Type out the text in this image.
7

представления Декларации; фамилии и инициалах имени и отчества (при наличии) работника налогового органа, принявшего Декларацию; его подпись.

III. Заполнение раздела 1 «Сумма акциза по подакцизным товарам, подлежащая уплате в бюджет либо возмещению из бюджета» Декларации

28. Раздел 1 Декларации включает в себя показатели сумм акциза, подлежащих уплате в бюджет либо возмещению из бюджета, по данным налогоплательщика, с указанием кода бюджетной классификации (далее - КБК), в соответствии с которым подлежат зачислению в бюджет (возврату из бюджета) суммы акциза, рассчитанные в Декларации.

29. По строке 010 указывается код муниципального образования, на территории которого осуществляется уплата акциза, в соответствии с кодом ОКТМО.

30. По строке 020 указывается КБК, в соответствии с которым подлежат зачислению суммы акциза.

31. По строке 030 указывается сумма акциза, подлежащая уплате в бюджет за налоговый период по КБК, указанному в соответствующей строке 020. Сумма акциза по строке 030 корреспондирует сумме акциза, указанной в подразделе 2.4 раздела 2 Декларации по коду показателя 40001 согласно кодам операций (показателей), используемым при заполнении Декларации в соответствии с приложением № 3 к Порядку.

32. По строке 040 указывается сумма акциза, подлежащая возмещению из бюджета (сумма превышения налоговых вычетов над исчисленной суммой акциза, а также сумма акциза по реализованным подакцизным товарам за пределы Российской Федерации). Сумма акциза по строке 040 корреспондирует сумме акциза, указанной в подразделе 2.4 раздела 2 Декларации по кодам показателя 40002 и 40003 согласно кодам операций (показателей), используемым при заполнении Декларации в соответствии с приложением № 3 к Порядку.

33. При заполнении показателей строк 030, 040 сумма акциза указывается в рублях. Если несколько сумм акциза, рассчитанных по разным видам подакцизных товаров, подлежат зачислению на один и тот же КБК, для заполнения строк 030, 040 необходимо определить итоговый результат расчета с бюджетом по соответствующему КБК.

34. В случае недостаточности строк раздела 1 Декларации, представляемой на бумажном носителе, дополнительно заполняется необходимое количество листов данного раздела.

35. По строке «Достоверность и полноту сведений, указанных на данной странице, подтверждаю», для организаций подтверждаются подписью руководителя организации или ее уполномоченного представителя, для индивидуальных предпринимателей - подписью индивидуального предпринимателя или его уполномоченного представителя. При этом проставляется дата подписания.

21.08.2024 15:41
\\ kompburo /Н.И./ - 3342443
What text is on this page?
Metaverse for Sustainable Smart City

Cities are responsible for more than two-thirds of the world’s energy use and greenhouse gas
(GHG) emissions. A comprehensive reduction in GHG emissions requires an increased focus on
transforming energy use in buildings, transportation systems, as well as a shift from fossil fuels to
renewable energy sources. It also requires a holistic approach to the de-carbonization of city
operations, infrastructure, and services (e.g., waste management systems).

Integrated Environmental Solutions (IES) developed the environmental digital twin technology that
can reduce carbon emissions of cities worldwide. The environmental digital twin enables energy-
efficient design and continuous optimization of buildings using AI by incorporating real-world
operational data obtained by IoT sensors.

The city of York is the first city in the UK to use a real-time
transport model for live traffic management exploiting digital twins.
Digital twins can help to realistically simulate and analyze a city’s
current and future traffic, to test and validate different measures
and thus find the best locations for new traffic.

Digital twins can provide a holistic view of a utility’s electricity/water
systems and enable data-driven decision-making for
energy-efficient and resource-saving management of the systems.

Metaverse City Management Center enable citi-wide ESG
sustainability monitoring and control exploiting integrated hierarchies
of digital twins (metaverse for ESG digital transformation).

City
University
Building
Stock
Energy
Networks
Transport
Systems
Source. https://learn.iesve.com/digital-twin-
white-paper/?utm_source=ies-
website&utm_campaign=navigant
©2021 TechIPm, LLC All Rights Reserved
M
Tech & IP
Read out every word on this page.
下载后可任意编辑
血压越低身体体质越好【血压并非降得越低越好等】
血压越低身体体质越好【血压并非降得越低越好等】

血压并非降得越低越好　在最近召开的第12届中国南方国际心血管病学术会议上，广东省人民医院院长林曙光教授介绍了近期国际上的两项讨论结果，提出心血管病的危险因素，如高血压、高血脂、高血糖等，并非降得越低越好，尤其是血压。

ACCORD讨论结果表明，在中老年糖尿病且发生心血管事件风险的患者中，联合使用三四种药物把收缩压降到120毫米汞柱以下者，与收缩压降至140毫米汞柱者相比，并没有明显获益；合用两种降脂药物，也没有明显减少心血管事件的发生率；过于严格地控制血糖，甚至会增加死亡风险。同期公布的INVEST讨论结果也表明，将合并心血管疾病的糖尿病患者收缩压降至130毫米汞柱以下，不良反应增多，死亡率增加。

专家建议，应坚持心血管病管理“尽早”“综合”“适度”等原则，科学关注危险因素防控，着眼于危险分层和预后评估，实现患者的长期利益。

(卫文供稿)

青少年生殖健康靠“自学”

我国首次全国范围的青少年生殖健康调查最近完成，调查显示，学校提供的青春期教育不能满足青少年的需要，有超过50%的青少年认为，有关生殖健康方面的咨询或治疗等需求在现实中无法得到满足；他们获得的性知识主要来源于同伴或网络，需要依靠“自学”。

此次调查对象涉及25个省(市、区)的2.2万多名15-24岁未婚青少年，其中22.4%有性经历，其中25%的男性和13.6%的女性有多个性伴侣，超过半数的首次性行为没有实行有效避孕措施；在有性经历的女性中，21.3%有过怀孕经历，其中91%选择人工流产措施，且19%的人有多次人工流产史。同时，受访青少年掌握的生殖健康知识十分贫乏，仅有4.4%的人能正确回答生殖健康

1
☆ ☆ ☆ ☆ ☆ ☆ ☆
### WHAT THE EXERCISE ASKS
In full and verbatim, repeat the records given above.

### RESULT FOR THIS TASK
Type out the text in this image.
7

представления Декларации; фамилии и инициалах имени и отчества (при наличии) работника налогового органа, принявшего Декларацию; его подпись.

III. Заполнение раздела 1 «Сумма акциза по подакцизным товарам, подлежащая уплате в бюджет либо возмещению из бюджета» Декларации

28. Раздел 1 Декларации включает в себя показатели сумм акциза, подлежащих уплате в бюджет либо возмещению из бюджета, по данным налогоплательщика, с указанием кода бюджетной классификации (далее - КБК), в соответствии с которым подлежат зачислению в бюджет (возврату из бюджета) суммы акциза, рассчитанные в Декларации.

29. По строке 010 указывается код муниципального образования, на территории которого осуществляется уплата акциза, в соответствии с кодом ОКТМО.

30. По строке 020 указывается КБК, в соответствии с которым подлежат зачислению суммы акциза.

31. По строке 030 указывается сумма акциза, подлежащая уплате в бюджет за налоговый период по КБК, указанному в соответствующей строке 020. Сумма акциза по строке 030 корреспондирует сумме акциза, указанной в подразделе 2.4 раздела 2 Декларации по коду показателя 40001 согласно кодам операций (показателей), используемым при заполнении Декларации в соответствии с приложением № 3 к Порядку.

32. По строке 040 указывается сумма акциза, подлежащая возмещению из бюджета (сумма превышения налоговых вычетов над исчисленной суммой акциза, а также сумма акциза по реализованным подакцизным товарам за пределы Российской Федерации). Сумма акциза по строке 040 корреспондирует сумме акциза, указанной в подразделе 2.4 раздела 2 Декларации по кодам показателя 40002 и 40003 согласно кодам операций (показателей), используемым при заполнении Декларации в соответствии с приложением № 3 к Порядку.

33. При заполнении показателей строк 030, 040 сумма акциза указывается в рублях. Если несколько сумм акциза, рассчитанных по разным видам подакцизных товаров, подлежат зачислению на один и тот же КБК, для заполнения строк 030, 040 необходимо определить итоговый результат расчета с бюджетом по соответствующему КБК.

34. В случае недостаточности строк раздела 1 Декларации, представляемой на бумажном носителе, дополнительно заполняется необходимое количество листов данного раздела.

35. По строке «Достоверность и полноту сведений, указанных на данной странице, подтверждаю», для организаций подтверждаются подписью руководителя организации или ее уполномоченного представителя, для индивидуальных предпринимателей - подписью индивидуального предпринимателя или его уполномоченного представителя. При этом проставляется дата подписания.

21.08.2024 15:41
\\ kompburo /Н.И./ - 3342443
What text is on this page?
Metaverse for Sustainable Smart City

Cities are responsible for more than two-thirds of the world’s energy use and greenhouse gas
(GHG) emissions. A comprehensive reduction in GHG emissions requires an increased focus on
transforming energy use in buildings, transportation systems, as well as a shift from fossil fuels to
renewable energy sources. It also requires a holistic approach to the de-carbonization of city
operations, infrastructure, and services (e.g., waste management systems).

Integrated Environmental Solutions (IES) developed the environmental digital twin technology that
can reduce carbon emissions of cities worldwide. The environmental digital twin enables energy-
efficient design and continuous optimization of buildings using AI by incorporating real-world
operational data obtained by IoT sensors.

The city of York is the first city in the UK to use a real-time
transport model for live traffic management exploiting digital twins.
Digital twins can help to realistically simulate and analyze a city’s
current and future traffic, to test and validate different measures
and thus find the best locations for new traffic.

Digital twins can provide a holistic view of a utility’s electricity/water
systems and enable data-driven decision-making for
energy-efficient and resource-saving management of the systems.

Metaverse City Management Center enable citi-wide ESG
sustainability monitoring and control exploiting integrated hierarchies
of digital twins (metaverse for ESG digital transformation).

City
University
Building
Stock
Energy
Networks
Transport
Systems
Source. https://learn.iesve.com/digital-twin-
white-paper/?utm_source=ies-
website&utm_campaign=navigant
©2021 TechIPm, LLC All Rights Reserved
M
Tech & IP
Read out every word on this page.
下载后可任意编辑
血压越低身体体质越好【血压并非降得越低越好等】
血压越低身体体质越好【血压并非降得越低越好等】

血压并非降得越低越好　在最近召开的第12届中国南方国际心血管病学术会议上，广东省人民医院院长林曙光教授介绍了近期国际上的两项讨论结果，提出心血管病的危险因素，如高血压、高血脂、高血糖等，并非降得越低越好，尤其是血压。

ACCORD讨论结果表明，在中老年糖尿病且发生心血管事件风险的患者中，联合使用三四种药物把收缩压降到120毫米汞柱以下者，与收缩压降至140毫米汞柱者相比，并没有明显获益；合用两种降脂药物，也没有明显减少心血管事件的发生率；过于严格地控制血糖，甚至会增加死亡风险。同期公布的INVEST讨论结果也表明，将合并心血管疾病的糖尿病患者收缩压降至130毫米汞柱以下，不良反应增多，死亡率增加。

专家建议，应坚持心血管病管理“尽早”“综合”“适度”等原则，科学关注危险因素防控，着眼于危险分层和预后评估，实现患者的长期利益。

(卫文供稿)

青少年生殖健康靠“自学”

我国首次全国范围的青少年生殖健康调查最近完成，调查显示，学校提供的青春期教育不能满足青少年的需要，有超过50%的青少年认为，有关生殖健康方面的咨询或治疗等需求在现实中无法得到满足；他们获得的性知识主要来源于同伴或网络，需要依靠“自学”。

此次调查对象涉及25个省(市、区)的2.2万多名15-24岁未婚青少年，其中22.4%有性经历，其中25%的男性和13.6%的女性有多个性伴侣，超过半数的首次性行为没有实行有效避孕措施；在有性经历的女性中，21.3%有过怀孕经历，其中91%选择人工流产措施，且19%的人有多次人工流产史。同时，受访青少年掌握的生殖健康知识十分贫乏，仅有4.4%的人能正确回答生殖健康

1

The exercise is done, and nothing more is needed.